• **Records provided**:

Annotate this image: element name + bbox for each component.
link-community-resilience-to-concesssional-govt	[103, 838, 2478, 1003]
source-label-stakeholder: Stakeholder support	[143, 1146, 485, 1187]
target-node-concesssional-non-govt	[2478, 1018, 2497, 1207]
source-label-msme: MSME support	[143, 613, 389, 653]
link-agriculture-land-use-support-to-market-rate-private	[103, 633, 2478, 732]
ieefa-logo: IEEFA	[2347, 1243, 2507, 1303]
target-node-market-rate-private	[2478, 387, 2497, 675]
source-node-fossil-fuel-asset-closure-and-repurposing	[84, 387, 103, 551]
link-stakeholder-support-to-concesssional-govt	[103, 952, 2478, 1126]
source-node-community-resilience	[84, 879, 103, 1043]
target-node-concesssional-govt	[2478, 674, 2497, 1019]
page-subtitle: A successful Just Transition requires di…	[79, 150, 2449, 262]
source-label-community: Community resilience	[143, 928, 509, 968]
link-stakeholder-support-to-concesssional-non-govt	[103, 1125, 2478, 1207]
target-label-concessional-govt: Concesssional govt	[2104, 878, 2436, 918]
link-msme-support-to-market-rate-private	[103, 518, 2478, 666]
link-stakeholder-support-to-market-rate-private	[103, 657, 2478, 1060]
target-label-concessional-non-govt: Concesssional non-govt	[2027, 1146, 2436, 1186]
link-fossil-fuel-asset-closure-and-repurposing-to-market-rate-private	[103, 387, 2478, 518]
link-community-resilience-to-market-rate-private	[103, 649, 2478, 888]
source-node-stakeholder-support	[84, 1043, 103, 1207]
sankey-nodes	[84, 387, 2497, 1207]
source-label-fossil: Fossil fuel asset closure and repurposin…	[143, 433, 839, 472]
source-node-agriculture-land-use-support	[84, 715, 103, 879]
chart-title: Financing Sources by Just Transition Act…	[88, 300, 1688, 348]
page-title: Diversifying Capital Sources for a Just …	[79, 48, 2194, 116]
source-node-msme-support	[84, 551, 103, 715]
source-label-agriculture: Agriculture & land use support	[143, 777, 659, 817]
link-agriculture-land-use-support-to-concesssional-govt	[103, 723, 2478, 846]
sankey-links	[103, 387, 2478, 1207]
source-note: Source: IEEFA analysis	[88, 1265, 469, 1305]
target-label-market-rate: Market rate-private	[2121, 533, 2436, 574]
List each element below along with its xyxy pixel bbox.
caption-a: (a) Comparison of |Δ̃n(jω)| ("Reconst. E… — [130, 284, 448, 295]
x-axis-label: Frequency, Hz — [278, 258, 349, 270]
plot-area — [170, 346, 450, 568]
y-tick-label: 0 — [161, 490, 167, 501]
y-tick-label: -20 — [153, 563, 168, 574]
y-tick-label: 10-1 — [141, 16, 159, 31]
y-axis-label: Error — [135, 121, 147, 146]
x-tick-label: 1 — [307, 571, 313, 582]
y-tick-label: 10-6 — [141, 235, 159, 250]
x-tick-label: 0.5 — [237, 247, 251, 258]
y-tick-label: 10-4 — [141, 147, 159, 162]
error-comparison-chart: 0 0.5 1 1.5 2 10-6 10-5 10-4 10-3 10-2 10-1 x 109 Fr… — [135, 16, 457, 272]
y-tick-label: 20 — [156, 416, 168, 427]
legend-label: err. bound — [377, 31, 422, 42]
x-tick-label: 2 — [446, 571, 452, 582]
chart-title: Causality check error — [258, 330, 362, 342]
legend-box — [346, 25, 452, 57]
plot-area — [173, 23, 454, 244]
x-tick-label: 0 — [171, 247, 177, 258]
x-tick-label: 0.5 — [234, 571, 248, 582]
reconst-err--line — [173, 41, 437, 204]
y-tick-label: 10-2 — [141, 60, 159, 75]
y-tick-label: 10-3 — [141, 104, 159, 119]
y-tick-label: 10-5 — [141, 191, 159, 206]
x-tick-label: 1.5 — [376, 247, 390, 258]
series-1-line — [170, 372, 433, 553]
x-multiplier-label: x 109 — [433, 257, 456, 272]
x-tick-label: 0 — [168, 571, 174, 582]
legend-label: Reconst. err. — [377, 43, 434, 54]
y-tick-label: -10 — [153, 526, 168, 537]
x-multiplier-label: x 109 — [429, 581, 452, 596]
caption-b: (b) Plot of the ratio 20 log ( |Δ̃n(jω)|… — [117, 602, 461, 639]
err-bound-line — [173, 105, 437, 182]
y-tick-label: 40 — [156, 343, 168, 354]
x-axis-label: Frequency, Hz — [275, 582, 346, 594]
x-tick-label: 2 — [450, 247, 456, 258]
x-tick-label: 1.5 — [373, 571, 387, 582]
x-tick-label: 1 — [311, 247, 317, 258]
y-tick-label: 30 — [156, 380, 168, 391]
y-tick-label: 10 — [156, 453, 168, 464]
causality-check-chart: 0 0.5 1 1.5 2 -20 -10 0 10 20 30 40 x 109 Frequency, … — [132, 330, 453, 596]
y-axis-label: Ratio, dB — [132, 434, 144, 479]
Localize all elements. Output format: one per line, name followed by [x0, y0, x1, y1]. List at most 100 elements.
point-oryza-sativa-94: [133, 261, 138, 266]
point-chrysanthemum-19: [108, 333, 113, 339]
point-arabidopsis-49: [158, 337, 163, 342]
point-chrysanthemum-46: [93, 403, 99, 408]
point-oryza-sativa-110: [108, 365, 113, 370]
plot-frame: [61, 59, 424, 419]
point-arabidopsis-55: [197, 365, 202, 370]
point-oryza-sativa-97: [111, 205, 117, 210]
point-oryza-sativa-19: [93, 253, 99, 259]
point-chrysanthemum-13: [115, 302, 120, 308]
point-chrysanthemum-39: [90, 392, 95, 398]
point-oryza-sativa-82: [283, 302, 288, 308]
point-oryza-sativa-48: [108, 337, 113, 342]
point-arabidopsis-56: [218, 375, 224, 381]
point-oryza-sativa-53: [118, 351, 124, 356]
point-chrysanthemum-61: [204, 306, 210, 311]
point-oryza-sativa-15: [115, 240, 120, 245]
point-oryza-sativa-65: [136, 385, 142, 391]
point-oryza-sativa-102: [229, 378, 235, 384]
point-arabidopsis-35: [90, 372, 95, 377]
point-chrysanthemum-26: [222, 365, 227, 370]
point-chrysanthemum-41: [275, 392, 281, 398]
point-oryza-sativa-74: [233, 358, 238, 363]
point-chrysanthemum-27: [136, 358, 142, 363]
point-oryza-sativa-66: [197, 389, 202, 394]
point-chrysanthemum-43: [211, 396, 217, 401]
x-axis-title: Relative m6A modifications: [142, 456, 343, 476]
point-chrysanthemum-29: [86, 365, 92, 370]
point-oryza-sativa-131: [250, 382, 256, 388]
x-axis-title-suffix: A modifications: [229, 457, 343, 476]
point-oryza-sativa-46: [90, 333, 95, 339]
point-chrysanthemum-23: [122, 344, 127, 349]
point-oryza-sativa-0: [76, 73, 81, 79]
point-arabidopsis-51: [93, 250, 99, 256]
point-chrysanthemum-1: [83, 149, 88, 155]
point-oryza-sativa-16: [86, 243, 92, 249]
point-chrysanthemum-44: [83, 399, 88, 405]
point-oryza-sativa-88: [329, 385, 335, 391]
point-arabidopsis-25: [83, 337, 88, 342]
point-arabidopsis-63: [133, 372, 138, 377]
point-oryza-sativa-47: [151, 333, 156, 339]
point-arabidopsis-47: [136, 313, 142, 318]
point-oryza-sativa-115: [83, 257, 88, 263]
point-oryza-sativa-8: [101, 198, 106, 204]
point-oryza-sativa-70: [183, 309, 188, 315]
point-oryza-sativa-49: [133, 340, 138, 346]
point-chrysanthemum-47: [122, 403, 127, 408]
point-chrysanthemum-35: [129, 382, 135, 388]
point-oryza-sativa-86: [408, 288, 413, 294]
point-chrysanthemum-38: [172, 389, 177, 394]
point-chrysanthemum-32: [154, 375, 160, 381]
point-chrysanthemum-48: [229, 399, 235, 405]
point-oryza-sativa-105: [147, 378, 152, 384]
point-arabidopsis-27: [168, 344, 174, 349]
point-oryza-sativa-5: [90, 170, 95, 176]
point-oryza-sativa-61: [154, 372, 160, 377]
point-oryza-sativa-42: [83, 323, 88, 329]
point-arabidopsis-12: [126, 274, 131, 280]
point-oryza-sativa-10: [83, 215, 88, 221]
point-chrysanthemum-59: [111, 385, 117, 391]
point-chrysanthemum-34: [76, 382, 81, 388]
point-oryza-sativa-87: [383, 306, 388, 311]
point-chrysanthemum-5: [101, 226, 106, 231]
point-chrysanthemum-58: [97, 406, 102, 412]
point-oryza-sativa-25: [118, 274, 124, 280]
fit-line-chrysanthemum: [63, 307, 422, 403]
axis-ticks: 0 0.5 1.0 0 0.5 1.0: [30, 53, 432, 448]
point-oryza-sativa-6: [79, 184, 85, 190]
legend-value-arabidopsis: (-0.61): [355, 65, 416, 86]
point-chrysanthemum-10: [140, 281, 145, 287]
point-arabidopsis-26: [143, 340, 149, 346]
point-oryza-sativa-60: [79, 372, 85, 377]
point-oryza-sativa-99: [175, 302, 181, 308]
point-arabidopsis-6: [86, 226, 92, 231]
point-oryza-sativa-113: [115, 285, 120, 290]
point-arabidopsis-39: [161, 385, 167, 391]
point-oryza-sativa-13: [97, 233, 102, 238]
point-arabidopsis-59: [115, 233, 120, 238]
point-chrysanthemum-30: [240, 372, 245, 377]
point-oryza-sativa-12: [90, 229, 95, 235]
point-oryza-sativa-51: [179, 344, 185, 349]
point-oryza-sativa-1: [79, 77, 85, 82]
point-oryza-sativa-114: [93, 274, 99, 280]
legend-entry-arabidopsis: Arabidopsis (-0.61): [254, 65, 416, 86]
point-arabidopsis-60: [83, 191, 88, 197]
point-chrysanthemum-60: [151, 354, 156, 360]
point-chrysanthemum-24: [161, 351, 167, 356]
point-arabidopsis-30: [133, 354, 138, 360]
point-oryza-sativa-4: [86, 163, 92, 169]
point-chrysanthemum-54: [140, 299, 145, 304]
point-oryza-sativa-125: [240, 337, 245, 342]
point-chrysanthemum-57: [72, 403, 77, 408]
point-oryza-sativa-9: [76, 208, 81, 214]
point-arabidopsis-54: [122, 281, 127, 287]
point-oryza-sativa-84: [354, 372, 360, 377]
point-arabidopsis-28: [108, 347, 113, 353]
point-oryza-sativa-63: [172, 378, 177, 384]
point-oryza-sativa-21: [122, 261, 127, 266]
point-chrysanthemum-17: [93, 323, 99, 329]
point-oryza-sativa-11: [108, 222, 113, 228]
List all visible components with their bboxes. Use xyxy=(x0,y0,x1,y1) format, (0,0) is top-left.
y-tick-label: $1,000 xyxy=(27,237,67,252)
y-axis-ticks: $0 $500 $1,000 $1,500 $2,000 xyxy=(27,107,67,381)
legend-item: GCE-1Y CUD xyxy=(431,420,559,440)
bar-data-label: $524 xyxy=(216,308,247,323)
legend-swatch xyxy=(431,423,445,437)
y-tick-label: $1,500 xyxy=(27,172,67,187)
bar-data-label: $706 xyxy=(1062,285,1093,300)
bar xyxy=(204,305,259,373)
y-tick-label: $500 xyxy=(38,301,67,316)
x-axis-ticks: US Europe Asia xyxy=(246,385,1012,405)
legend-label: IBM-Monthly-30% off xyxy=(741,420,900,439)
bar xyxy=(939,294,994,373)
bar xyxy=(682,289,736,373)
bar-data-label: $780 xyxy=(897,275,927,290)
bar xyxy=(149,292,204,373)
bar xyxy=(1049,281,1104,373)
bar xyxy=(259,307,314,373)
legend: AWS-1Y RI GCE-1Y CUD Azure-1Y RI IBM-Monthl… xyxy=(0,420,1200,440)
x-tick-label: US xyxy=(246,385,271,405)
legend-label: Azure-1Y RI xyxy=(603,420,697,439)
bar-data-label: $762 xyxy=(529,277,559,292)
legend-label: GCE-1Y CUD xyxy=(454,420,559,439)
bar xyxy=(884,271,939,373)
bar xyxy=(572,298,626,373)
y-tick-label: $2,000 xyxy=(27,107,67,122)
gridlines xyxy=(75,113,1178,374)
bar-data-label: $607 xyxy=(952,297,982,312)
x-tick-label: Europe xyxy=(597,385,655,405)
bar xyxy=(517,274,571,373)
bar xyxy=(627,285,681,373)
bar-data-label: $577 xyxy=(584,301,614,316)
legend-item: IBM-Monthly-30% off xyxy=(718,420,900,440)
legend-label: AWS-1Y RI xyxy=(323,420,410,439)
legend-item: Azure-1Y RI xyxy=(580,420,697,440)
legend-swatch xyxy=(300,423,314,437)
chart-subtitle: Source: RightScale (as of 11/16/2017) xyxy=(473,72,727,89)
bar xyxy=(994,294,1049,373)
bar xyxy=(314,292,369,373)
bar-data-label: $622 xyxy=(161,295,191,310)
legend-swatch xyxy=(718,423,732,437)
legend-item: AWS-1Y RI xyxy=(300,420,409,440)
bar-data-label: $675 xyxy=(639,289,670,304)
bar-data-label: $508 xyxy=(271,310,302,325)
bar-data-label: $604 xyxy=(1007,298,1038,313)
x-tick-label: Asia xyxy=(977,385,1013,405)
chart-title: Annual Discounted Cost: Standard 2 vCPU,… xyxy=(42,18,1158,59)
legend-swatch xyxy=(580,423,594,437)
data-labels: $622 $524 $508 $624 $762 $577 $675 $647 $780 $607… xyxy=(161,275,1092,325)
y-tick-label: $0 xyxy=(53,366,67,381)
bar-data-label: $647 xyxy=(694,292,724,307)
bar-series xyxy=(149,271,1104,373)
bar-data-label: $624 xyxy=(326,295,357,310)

• **Directions for this task**: Copy out every line from the start of the rows down to the line containing "928, 509, 968]", with both ends included, and reproduce each line as it appears.

• **Response for this exercise**:
Annotate this image: element name + bbox for each component.
link-community-resilience-to-concesssional-govt	[103, 838, 2478, 1003]
source-label-stakeholder: Stakeholder support	[143, 1146, 485, 1187]
target-node-concesssional-non-govt	[2478, 1018, 2497, 1207]
source-label-msme: MSME support	[143, 613, 389, 653]
link-agriculture-land-use-support-to-market-rate-private	[103, 633, 2478, 732]
ieefa-logo: IEEFA	[2347, 1243, 2507, 1303]
target-node-market-rate-private	[2478, 387, 2497, 675]
source-node-fossil-fuel-asset-closure-and-repurposing	[84, 387, 103, 551]
link-stakeholder-support-to-concesssional-govt	[103, 952, 2478, 1126]
source-node-community-resilience	[84, 879, 103, 1043]
target-node-concesssional-govt	[2478, 674, 2497, 1019]
page-subtitle: A successful Just Transition requires di…	[79, 150, 2449, 262]
source-label-community: Community resilience	[143, 928, 509, 968]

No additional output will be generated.